» **TASK DATA**:

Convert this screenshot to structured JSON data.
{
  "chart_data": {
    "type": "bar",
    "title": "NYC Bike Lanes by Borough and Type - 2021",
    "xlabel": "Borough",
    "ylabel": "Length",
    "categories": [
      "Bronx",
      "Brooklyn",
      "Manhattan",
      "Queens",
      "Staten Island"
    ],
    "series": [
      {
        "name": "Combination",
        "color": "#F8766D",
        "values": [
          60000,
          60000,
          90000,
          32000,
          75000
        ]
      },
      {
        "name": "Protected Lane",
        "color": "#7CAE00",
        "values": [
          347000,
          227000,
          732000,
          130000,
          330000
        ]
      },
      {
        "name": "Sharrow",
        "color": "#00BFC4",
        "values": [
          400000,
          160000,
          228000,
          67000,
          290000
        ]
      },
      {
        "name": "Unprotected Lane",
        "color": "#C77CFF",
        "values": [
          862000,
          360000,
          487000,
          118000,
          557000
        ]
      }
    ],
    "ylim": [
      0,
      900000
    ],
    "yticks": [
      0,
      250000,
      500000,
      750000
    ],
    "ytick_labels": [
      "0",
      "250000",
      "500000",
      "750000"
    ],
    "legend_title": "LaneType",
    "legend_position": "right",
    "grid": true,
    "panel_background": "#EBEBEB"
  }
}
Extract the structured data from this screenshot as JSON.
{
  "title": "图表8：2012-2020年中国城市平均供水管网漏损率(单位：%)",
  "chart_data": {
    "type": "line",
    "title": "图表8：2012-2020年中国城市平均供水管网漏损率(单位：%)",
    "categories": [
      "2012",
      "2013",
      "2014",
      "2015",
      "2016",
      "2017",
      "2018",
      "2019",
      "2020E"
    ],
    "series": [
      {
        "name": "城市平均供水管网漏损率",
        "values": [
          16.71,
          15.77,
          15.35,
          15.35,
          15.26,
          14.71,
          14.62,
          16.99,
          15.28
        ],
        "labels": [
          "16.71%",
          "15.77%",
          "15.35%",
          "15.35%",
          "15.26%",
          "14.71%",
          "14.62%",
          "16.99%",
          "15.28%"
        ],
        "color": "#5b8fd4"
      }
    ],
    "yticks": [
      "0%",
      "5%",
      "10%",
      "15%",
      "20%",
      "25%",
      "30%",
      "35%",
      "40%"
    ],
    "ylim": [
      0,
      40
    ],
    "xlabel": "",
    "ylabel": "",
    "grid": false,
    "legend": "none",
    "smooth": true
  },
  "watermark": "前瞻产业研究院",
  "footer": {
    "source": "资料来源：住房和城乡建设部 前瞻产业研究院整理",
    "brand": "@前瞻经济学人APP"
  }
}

» **GOAL**: Reproduce the material above, every line of it, exactly.

» **THE ANSWER**:
Convert this screenshot to structured JSON data.
{
  "chart_data": {
    "type": "bar",
    "title": "NYC Bike Lanes by Borough and Type - 2021",
    "xlabel": "Borough",
    "ylabel": "Length",
    "categories": [
      "Bronx",
      "Brooklyn",
      "Manhattan",
      "Queens",
      "Staten Island"
    ],
    "series": [
      {
        "name": "Combination",
        "color": "#F8766D",
        "values": [
          60000,
          60000,
          90000,
          32000,
          75000
        ]
      },
      {
        "name": "Protected Lane",
        "color": "#7CAE00",
        "values": [
          347000,
          227000,
          732000,
          130000,
          330000
        ]
      },
      {
        "name": "Sharrow",
        "color": "#00BFC4",
        "values": [
          400000,
          160000,
          228000,
          67000,
          290000
        ]
      },
      {
        "name": "Unprotected Lane",
        "color": "#C77CFF",
        "values": [
          862000,
          360000,
          487000,
          118000,
          557000
        ]
      }
    ],
    "ylim": [
      0,
      900000
    ],
    "yticks": [
      0,
      250000,
      500000,
      750000
    ],
    "ytick_labels": [
      "0",
      "250000",
      "500000",
      "750000"
    ],
    "legend_title": "LaneType",
    "legend_position": "right",
    "grid": true,
    "panel_background": "#EBEBEB"
  }
}
Extract the structured data from this screenshot as JSON.
{
  "title": "图表8：2012-2020年中国城市平均供水管网漏损率(单位：%)",
  "chart_data": {
    "type": "line",
    "title": "图表8：2012-2020年中国城市平均供水管网漏损率(单位：%)",
    "categories": [
      "2012",
      "2013",
      "2014",
      "2015",
      "2016",
      "2017",
      "2018",
      "2019",
      "2020E"
    ],
    "series": [
      {
        "name": "城市平均供水管网漏损率",
        "values": [
          16.71,
          15.77,
          15.35,
          15.35,
          15.26,
          14.71,
          14.62,
          16.99,
          15.28
        ],
        "labels": [
          "16.71%",
          "15.77%",
          "15.35%",
          "15.35%",
          "15.26%",
          "14.71%",
          "14.62%",
          "16.99%",
          "15.28%"
        ],
        "color": "#5b8fd4"
      }
    ],
    "yticks": [
      "0%",
      "5%",
      "10%",
      "15%",
      "20%",
      "25%",
      "30%",
      "35%",
      "40%"
    ],
    "ylim": [
      0,
      40
    ],
    "xlabel": "",
    "ylabel": "",
    "grid": false,
    "legend": "none",
    "smooth": true
  },
  "watermark": "前瞻产业研究院",
  "footer": {
    "source": "资料来源：住房和城乡建设部 前瞻产业研究院整理",
    "brand": "@前瞻经济学人APP"
  }
}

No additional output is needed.